-- start of ENTRIES SUPPLIED --

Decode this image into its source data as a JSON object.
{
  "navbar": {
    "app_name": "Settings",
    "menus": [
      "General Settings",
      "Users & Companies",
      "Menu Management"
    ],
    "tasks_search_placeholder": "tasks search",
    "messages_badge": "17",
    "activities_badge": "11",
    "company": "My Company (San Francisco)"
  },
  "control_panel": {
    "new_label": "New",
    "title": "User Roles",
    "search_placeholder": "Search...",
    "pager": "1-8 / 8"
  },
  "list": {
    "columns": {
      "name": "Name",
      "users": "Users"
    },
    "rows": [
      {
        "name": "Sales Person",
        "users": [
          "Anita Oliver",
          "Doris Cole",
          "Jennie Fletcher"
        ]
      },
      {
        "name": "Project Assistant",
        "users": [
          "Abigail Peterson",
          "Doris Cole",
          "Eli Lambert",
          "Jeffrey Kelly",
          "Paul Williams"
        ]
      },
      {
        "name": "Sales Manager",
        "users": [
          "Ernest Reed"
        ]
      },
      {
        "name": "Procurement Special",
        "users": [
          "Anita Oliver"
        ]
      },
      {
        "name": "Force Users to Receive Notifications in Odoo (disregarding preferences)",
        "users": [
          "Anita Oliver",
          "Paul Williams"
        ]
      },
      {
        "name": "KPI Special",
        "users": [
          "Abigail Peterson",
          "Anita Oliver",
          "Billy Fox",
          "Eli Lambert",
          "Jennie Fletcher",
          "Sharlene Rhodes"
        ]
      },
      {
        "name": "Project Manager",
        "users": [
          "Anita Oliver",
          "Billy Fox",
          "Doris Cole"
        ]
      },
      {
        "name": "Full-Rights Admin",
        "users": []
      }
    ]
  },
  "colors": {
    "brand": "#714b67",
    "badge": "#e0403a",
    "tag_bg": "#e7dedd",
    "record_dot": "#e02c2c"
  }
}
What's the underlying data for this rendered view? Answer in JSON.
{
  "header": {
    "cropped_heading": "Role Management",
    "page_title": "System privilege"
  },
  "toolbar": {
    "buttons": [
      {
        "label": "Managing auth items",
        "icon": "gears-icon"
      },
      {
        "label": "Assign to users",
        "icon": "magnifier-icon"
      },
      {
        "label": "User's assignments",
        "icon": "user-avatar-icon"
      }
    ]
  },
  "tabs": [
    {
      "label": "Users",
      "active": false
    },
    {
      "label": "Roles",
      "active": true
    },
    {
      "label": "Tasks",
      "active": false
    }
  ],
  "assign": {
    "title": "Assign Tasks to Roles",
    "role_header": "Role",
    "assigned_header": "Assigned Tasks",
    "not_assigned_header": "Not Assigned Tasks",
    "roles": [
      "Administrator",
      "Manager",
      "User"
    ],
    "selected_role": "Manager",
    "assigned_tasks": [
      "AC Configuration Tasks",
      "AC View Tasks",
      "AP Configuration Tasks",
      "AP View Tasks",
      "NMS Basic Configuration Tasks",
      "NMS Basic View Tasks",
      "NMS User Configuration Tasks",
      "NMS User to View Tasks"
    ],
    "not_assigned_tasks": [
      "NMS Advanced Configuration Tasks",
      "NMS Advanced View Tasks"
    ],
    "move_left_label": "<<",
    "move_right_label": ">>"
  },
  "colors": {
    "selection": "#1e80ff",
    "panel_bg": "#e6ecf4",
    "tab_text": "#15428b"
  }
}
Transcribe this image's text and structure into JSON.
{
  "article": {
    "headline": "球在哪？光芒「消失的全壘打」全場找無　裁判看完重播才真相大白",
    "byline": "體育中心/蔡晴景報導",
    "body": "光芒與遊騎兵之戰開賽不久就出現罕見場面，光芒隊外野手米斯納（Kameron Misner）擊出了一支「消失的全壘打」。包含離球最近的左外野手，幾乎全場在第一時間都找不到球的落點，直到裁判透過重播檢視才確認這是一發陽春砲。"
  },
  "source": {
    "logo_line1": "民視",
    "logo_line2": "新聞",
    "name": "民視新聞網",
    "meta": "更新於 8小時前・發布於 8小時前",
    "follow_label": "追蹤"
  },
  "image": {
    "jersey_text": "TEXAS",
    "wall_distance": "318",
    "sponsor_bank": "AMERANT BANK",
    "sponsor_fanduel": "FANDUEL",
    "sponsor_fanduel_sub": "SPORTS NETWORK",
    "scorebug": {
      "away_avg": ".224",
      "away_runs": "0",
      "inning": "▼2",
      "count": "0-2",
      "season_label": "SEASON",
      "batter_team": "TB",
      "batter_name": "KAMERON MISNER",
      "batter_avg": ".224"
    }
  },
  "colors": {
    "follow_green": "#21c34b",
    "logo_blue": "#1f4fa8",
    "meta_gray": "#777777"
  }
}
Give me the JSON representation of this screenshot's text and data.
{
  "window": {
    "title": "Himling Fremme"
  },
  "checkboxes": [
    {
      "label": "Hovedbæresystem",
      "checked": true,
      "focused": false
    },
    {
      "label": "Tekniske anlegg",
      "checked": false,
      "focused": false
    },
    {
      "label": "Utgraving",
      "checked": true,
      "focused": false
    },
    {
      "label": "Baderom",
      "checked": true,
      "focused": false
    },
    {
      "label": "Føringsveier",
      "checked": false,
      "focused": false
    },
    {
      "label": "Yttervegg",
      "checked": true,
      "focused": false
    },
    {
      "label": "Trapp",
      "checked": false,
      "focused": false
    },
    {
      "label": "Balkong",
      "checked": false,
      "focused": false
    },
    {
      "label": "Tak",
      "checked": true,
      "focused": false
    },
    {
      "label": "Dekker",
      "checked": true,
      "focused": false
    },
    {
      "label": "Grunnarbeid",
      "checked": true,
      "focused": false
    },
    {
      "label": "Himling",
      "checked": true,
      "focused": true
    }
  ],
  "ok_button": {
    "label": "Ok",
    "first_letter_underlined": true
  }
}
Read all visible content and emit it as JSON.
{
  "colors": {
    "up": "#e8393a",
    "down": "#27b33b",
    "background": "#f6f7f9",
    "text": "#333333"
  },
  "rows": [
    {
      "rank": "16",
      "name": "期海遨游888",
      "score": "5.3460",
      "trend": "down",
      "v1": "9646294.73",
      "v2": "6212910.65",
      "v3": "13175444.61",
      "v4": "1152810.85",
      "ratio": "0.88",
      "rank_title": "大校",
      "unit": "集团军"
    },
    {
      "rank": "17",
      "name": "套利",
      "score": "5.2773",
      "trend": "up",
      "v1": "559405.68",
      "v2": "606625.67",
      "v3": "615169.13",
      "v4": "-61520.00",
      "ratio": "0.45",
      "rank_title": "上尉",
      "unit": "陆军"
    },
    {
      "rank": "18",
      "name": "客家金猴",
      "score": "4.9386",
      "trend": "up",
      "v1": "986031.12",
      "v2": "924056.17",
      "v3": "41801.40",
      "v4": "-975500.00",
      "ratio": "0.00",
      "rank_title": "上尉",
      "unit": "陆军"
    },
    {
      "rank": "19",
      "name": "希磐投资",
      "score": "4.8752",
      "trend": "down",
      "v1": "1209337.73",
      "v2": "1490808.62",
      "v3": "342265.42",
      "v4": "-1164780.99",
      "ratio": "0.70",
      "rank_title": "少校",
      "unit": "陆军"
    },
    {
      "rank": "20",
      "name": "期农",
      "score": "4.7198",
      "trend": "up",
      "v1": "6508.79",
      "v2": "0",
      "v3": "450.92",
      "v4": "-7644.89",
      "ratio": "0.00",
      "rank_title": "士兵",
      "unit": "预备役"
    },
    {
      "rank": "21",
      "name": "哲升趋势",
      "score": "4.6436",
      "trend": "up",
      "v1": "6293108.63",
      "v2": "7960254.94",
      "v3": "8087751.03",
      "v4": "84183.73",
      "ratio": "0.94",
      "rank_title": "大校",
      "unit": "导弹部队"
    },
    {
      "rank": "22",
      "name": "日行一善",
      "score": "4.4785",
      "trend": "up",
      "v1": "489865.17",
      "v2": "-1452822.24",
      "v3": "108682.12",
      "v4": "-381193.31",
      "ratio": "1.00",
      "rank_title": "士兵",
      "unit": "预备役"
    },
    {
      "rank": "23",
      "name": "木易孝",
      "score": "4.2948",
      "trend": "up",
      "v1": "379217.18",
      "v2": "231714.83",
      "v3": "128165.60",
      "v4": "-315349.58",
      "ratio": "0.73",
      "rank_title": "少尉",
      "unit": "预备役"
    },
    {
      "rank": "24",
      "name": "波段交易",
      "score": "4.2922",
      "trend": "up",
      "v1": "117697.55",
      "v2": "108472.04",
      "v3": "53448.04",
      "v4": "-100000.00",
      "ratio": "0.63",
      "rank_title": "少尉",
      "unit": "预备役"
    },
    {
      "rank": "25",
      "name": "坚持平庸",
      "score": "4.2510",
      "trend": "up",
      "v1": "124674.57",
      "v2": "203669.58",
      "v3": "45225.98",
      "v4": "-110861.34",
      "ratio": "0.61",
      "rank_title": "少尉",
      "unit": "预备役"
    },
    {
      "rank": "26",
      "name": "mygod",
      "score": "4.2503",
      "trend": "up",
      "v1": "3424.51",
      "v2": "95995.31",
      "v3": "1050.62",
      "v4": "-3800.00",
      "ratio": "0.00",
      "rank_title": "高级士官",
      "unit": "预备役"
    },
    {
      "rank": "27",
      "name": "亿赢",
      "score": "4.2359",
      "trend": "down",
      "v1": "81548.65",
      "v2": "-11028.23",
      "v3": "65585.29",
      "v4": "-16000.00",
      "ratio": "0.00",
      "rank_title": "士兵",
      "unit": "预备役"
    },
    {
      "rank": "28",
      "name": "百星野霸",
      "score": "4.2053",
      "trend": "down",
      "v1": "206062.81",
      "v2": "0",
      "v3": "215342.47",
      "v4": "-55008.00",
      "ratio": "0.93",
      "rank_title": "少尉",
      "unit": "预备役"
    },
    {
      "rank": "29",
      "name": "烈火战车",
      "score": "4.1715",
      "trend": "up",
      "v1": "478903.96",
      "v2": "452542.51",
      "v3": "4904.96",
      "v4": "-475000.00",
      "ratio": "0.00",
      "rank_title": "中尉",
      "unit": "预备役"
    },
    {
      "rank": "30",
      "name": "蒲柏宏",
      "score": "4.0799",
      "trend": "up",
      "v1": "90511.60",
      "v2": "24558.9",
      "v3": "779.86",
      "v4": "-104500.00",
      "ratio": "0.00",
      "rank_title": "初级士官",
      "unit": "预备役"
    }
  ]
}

-- end of ENTRIES SUPPLIED --

**YOUR GOAL:**
Where a line contains the string "image", extract that line.

**RESPONSE TO THIS TASK:**
Decode this image into its source data as a JSON object.
Transcribe this image's text and structure into JSON.
  "image": {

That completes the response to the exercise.